### [Excerpt provided]
----

In a combined effort, Microsoft and several other tech companies coordinated a plan to “take down the backend infrastructure of the TrickBot malware botnet.”
This is huge news seeing as TrickBot has infected more than one million computer and IOT devices world-wide and is one of the largest malware botnets around. Starting out in 2016 as a banking trojan, TrickBot then shifted into a multi-purpose MaaS (Malware-as-a-Service) business model, infecting systems and providing access to other criminal groups.
TrickBot and Emotet combined are today’s most active MaaS platforms and literally ‘rent’ “access to infected computers to ransmware gangs such as Ryuk and Conti.”
ZDnet details even further criminal activity, saying “the TrickBot gang also deployed banking trojans and infostealer trojans, and also provided access to corporate networks for BEC scammers, industrial espionage gangs, and even nation-state actors.”
The other organizations involved in the takedown of TrickBot include “Microsoft’s Defender team, FS-ISAC, ESET, Lumen’s Black Lotus Labs, NTT, and Broadcom’s cyber-security division Symantec.”
How did they do it?
All participants initially started their own investigations into TrickBot’s “backend infrastructure of servers and malware modules.” Partners spent months collecting over 125,000 malware samples and extracting, mapping, and analyzing how they operate, including servers used to “control infected computers and serve additional modules.”

----

### [Data extract]
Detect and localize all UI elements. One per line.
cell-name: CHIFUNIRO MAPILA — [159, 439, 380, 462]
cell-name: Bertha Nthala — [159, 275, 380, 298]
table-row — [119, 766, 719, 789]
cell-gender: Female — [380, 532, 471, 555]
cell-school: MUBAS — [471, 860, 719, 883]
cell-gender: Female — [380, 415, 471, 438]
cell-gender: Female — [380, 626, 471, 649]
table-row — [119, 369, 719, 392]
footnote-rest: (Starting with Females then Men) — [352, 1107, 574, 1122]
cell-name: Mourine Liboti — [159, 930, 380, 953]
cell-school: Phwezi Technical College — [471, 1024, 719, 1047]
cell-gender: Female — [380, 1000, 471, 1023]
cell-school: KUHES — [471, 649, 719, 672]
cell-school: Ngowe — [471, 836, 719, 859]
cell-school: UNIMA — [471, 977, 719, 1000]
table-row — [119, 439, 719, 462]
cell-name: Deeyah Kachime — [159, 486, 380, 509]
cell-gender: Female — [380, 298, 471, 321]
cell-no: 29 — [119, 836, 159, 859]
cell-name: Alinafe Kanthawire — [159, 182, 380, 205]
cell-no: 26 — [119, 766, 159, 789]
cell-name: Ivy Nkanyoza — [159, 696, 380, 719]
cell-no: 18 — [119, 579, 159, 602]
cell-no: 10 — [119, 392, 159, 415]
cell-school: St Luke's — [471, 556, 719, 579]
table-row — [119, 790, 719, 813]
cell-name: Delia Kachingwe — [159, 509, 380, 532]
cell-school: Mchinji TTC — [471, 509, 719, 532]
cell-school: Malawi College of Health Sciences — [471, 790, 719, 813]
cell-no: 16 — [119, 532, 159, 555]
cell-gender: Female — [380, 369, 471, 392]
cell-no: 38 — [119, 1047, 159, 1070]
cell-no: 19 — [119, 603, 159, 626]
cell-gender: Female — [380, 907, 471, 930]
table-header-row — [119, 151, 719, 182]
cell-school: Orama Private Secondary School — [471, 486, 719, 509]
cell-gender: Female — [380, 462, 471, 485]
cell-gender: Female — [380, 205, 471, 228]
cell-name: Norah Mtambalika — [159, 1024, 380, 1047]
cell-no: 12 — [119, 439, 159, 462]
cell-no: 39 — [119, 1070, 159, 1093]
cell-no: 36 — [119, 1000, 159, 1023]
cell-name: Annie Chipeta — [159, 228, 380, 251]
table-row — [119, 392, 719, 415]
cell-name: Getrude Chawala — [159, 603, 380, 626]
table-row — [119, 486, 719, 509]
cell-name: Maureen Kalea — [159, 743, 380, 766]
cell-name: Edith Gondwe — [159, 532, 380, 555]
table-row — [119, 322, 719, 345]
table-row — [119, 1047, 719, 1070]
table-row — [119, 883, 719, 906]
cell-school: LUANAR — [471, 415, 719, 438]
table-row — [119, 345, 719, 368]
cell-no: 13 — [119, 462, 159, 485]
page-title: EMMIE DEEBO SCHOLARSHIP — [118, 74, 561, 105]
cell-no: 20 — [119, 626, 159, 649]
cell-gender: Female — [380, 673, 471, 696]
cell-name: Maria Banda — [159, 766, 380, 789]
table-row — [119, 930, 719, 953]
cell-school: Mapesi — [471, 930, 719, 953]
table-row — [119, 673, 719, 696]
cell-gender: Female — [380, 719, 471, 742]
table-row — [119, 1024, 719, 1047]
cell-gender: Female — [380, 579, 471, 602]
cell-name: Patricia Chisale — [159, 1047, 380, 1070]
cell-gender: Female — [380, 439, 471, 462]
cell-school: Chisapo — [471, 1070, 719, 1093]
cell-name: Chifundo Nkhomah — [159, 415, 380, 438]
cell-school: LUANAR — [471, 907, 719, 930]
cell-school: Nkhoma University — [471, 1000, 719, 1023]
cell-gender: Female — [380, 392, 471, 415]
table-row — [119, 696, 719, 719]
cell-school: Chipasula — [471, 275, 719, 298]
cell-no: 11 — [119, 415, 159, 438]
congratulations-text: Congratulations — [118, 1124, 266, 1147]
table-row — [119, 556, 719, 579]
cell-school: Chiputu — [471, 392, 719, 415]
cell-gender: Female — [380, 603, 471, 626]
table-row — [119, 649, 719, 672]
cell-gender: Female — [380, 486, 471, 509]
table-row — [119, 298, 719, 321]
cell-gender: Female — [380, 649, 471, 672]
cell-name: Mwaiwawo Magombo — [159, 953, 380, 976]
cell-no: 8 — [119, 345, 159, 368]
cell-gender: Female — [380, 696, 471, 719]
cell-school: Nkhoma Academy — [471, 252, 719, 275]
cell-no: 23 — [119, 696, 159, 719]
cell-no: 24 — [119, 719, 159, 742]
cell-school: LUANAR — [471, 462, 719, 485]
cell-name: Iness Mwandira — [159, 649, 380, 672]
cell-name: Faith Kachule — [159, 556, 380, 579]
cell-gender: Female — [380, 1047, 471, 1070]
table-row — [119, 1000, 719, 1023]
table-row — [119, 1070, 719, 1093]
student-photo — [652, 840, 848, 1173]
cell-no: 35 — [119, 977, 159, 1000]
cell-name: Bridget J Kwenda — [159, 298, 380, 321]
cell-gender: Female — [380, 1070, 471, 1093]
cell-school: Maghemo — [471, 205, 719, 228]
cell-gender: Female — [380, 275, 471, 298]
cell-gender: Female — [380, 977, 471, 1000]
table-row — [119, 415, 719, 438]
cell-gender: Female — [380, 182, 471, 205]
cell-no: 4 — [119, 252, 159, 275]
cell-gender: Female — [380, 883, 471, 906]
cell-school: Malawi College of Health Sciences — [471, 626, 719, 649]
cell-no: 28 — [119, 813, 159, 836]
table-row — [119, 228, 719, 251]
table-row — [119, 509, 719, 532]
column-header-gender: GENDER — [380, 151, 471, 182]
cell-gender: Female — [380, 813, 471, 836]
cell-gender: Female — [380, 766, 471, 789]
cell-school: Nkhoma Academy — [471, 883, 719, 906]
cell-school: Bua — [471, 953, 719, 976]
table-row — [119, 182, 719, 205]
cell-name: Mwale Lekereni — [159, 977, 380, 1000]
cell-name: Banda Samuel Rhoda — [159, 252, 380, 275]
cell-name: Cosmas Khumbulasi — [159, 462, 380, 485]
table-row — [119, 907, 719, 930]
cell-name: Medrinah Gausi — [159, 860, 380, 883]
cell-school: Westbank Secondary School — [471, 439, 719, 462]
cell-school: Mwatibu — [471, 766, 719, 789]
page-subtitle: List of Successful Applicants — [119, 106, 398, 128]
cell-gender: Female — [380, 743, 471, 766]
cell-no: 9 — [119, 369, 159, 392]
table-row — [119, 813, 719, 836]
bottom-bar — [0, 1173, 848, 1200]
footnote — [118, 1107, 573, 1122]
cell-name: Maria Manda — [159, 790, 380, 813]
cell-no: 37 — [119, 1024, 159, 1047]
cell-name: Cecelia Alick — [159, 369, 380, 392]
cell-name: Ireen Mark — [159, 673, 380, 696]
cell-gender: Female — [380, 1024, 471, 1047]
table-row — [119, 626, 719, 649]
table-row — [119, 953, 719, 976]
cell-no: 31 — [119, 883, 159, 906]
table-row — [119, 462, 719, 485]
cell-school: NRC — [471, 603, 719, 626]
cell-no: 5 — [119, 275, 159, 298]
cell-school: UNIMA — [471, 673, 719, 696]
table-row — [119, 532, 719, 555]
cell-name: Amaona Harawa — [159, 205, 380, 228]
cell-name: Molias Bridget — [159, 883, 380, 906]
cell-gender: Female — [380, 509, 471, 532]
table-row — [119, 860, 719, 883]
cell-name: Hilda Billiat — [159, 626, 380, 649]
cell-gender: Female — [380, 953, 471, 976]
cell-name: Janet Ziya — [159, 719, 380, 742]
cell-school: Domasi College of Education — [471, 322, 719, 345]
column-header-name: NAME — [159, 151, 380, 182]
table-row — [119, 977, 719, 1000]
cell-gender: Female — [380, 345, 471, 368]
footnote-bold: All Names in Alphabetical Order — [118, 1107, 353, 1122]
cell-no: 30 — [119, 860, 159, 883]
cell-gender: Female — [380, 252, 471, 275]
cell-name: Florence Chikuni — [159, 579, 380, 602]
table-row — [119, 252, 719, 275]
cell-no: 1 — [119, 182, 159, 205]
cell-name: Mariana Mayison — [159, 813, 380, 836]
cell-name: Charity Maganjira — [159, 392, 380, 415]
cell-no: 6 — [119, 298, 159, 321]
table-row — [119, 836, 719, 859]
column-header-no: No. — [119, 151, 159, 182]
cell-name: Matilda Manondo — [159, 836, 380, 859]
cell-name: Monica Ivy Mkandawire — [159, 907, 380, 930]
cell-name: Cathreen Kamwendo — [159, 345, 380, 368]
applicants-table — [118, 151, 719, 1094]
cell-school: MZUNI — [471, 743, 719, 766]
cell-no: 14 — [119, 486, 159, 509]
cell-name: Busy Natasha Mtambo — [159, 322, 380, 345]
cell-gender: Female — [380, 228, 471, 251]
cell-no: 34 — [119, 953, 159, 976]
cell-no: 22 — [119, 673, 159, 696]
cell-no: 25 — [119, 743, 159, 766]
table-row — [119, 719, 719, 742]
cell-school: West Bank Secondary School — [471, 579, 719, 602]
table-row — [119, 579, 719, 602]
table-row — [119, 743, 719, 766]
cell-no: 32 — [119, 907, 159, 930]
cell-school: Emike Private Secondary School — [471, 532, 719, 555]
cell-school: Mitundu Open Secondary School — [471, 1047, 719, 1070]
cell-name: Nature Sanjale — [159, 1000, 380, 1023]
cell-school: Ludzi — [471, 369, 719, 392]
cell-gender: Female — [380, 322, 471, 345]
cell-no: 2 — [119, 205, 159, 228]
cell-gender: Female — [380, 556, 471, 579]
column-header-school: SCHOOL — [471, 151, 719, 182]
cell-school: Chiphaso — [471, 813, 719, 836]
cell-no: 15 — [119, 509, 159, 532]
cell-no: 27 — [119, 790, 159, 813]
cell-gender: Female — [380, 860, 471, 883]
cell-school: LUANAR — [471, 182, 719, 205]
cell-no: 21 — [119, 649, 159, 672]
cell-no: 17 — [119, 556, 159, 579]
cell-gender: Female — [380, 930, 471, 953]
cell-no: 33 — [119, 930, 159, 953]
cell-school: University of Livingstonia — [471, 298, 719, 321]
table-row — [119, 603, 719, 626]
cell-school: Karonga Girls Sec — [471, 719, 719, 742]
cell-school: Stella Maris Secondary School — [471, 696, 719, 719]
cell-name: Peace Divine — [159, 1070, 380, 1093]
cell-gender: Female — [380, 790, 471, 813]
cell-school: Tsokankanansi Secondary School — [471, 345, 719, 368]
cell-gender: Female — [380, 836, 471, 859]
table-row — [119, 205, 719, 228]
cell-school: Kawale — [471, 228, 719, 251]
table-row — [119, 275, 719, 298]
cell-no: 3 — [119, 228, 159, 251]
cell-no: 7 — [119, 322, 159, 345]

----

### [Action item A]
According to the article on the TrickBot takedown, how many malware samples did the partners collect?
### [Action item B]
Please write the next part of the TrickBot takedown article, following on from its last sentence.

### [Response box A]
Over 125,000 malware samples.

### [Response box B]
Information and copyright claims in hand, Microsoft asked approval from a judge to grant it control over TrickBot’s servers and the court agreed.
In a press release Microsoft explained, “the court granted approval for Microsoft and our partners to disable the IP addresses, render the content stored on the command and control servers inaccessible, suspend all services to the botnet operators, and block any effort by the TrickBot operators to purchase or lease additional servers.”
With key infrastructure cut off, TrickBot will no longer be able to activate new or existing ransomware infections, protecting businesses in a wide range of services. Together, Internet Service Providers (ISPs) and computer emergency readiness teams (CERTs) around the world are working to notify all infected users. A win for the good guys.
After Necurs in March, which infected more than nine million computers world-wide, this is the second major malware botnet taken down this year. Applauding the actions resulting in a safer online experience for all.